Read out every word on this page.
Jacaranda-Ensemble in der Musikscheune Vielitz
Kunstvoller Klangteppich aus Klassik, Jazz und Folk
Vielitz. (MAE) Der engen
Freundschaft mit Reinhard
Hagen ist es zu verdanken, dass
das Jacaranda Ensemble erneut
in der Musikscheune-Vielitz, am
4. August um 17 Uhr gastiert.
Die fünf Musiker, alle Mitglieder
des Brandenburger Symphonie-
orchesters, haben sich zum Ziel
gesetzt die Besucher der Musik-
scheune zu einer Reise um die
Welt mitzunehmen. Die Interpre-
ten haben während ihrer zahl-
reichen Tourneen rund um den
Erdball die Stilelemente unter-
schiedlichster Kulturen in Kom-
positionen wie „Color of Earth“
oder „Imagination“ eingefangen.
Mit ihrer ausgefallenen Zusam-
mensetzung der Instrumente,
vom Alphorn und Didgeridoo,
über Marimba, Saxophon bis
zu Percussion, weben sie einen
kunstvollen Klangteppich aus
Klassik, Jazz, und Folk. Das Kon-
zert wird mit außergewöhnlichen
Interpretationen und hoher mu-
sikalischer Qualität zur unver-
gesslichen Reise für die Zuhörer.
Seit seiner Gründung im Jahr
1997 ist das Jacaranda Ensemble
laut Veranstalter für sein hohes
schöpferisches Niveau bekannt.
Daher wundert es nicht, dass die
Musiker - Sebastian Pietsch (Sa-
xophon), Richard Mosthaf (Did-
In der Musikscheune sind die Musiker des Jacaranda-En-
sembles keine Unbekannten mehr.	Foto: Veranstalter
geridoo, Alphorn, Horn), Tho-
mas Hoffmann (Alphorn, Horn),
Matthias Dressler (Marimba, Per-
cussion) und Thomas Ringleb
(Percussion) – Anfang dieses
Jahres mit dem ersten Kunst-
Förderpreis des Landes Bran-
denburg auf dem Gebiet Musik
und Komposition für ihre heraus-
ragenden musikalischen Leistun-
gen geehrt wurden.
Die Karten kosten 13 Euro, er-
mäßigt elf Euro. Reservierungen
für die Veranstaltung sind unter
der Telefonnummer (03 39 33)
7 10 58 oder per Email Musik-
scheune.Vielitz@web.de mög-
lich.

::::::

- _Work to do_
Above are some records; extract every one of them exactly.

- _Exercise response_
Read out every word on this page.
Jacaranda-Ensemble in der Musikscheune Vielitz
Kunstvoller Klangteppich aus Klassik, Jazz und Folk
Vielitz. (MAE) Der engen
Freundschaft mit Reinhard
Hagen ist es zu verdanken, dass
das Jacaranda Ensemble erneut
in der Musikscheune-Vielitz, am
4. August um 17 Uhr gastiert.
Die fünf Musiker, alle Mitglieder
des Brandenburger Symphonie-
orchesters, haben sich zum Ziel
gesetzt die Besucher der Musik-
scheune zu einer Reise um die
Welt mitzunehmen. Die Interpre-
ten haben während ihrer zahl-
reichen Tourneen rund um den
Erdball die Stilelemente unter-
schiedlichster Kulturen in Kom-
positionen wie „Color of Earth“
oder „Imagination“ eingefangen.
Mit ihrer ausgefallenen Zusam-
mensetzung der Instrumente,
vom Alphorn und Didgeridoo,
über Marimba, Saxophon bis
zu Percussion, weben sie einen
kunstvollen Klangteppich aus
Klassik, Jazz, und Folk. Das Kon-
zert wird mit außergewöhnlichen
Interpretationen und hoher mu-
sikalischer Qualität zur unver-
gesslichen Reise für die Zuhörer.
Seit seiner Gründung im Jahr
1997 ist das Jacaranda Ensemble
laut Veranstalter für sein hohes
schöpferisches Niveau bekannt.
Daher wundert es nicht, dass die
Musiker - Sebastian Pietsch (Sa-
xophon), Richard Mosthaf (Did-
In der Musikscheune sind die Musiker des Jacaranda-En-
sembles keine Unbekannten mehr.	Foto: Veranstalter
geridoo, Alphorn, Horn), Tho-
mas Hoffmann (Alphorn, Horn),
Matthias Dressler (Marimba, Per-
cussion) und Thomas Ringleb
(Percussion) – Anfang dieses
Jahres mit dem ersten Kunst-
Förderpreis des Landes Bran-
denburg auf dem Gebiet Musik
und Komposition für ihre heraus-
ragenden musikalischen Leistun-
gen geehrt wurden.
Die Karten kosten 13 Euro, er-
mäßigt elf Euro. Reservierungen
für die Veranstaltung sind unter
der Telefonnummer (03 39 33)
7 10 58 oder per Email Musik-
scheune.Vielitz@web.de mög-
lich.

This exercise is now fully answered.